- [WRITTEN TASK]
Where a line holds the word "primeros", copy that line.

- [DATASET ROWS]
* Start *

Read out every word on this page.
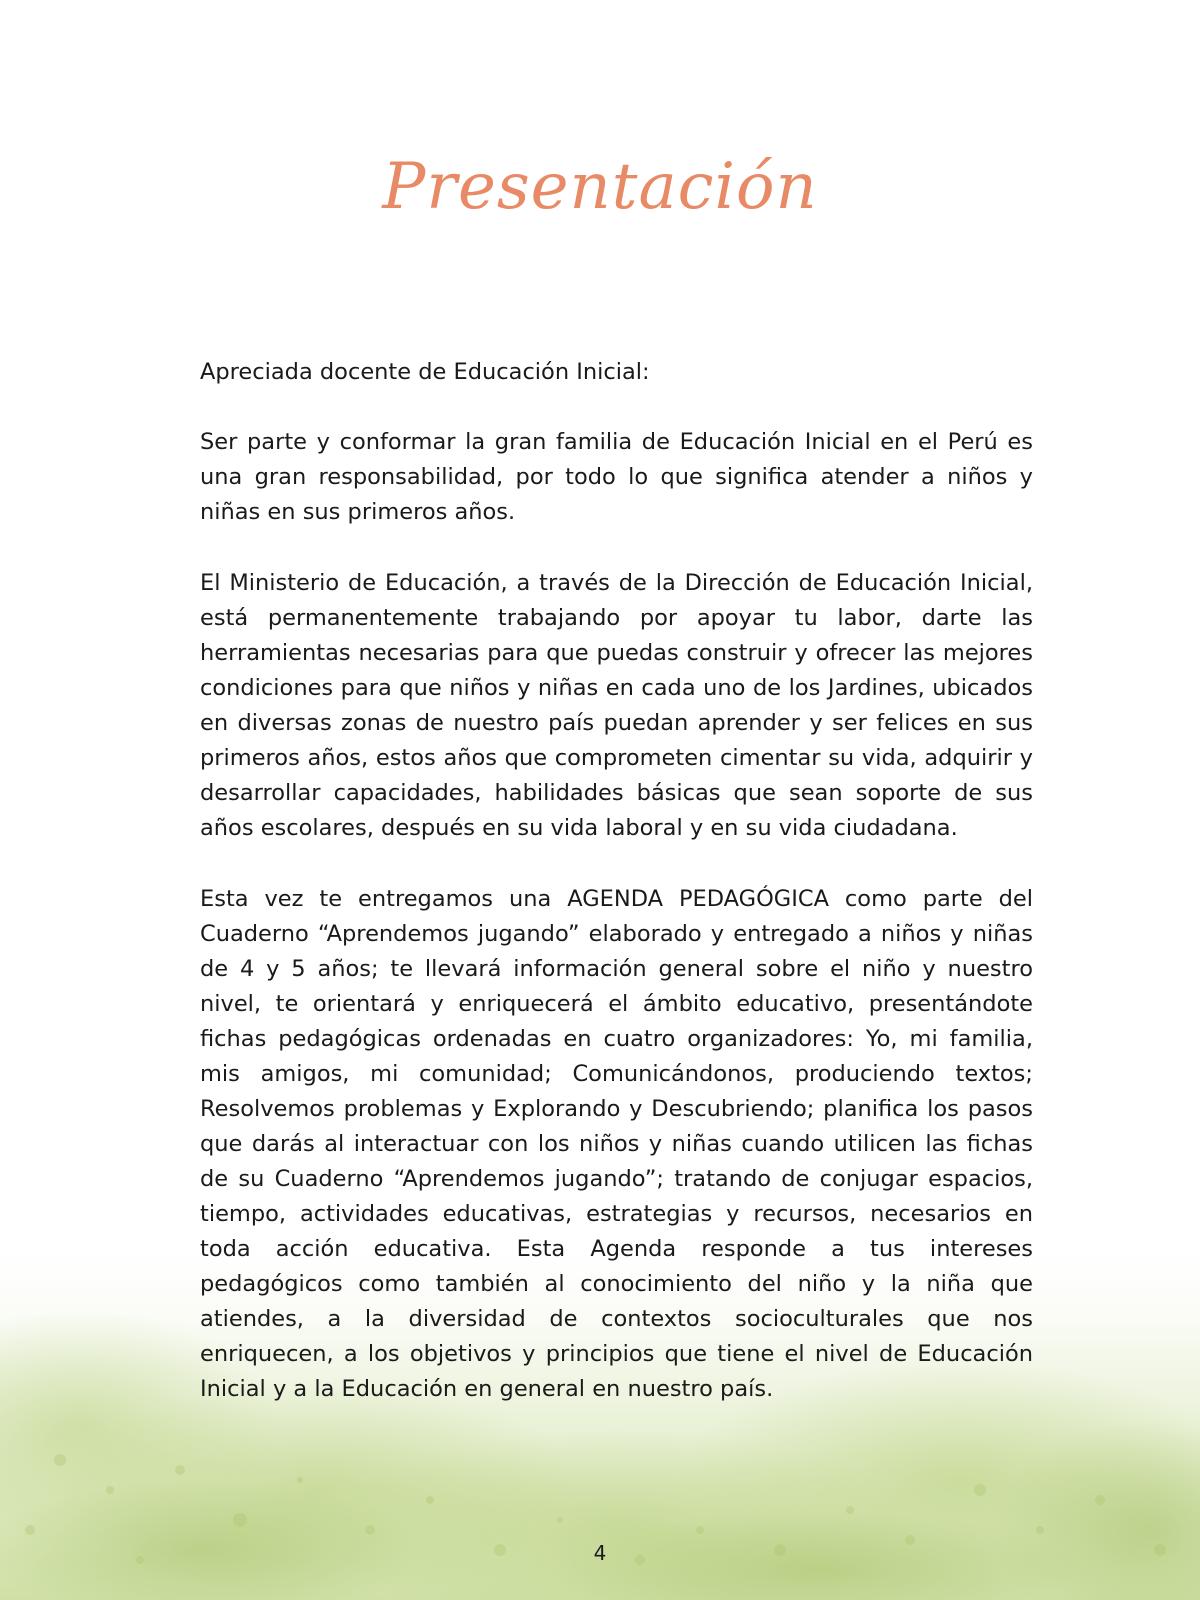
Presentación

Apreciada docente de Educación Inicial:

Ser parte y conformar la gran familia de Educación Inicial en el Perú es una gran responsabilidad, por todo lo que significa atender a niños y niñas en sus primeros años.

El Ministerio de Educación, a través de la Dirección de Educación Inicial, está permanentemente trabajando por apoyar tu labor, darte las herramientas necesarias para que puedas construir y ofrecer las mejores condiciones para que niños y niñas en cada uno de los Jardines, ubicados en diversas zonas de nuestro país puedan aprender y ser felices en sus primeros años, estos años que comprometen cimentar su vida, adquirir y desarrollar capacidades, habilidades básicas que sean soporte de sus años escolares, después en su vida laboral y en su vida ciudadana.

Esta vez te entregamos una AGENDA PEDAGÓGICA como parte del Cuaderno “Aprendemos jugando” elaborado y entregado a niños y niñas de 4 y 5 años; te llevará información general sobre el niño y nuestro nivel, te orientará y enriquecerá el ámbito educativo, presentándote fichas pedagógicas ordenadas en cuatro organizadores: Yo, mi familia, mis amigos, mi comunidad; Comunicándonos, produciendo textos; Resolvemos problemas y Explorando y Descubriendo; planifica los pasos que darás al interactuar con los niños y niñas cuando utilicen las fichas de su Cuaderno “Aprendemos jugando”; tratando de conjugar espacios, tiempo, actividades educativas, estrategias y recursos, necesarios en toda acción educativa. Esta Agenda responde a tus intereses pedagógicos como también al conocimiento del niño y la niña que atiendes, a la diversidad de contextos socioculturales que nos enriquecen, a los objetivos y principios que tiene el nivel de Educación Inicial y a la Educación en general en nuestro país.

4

* End *

- [TASK OUTPUT]
Ser parte y conformar la gran familia de Educación Inicial en el Perú es una gran responsabilidad, por todo lo que significa atender a niños y niñas en sus primeros años.
El Ministerio de Educación, a través de la Dirección de Educación Inicial, está permanentemente trabajando por apoyar tu labor, darte las herramientas necesarias para que puedas construir y ofrecer las mejores condiciones para que niños y niñas en cada uno de los Jardines, ubicados en diversas zonas de nuestro país puedan aprender y ser felices en sus primeros años, estos años que comprometen cimentar su vida, adquirir y desarrollar capacidades, habilidades básicas que sean soporte de sus años escolares, después en su vida laboral y en su vida ciudadana.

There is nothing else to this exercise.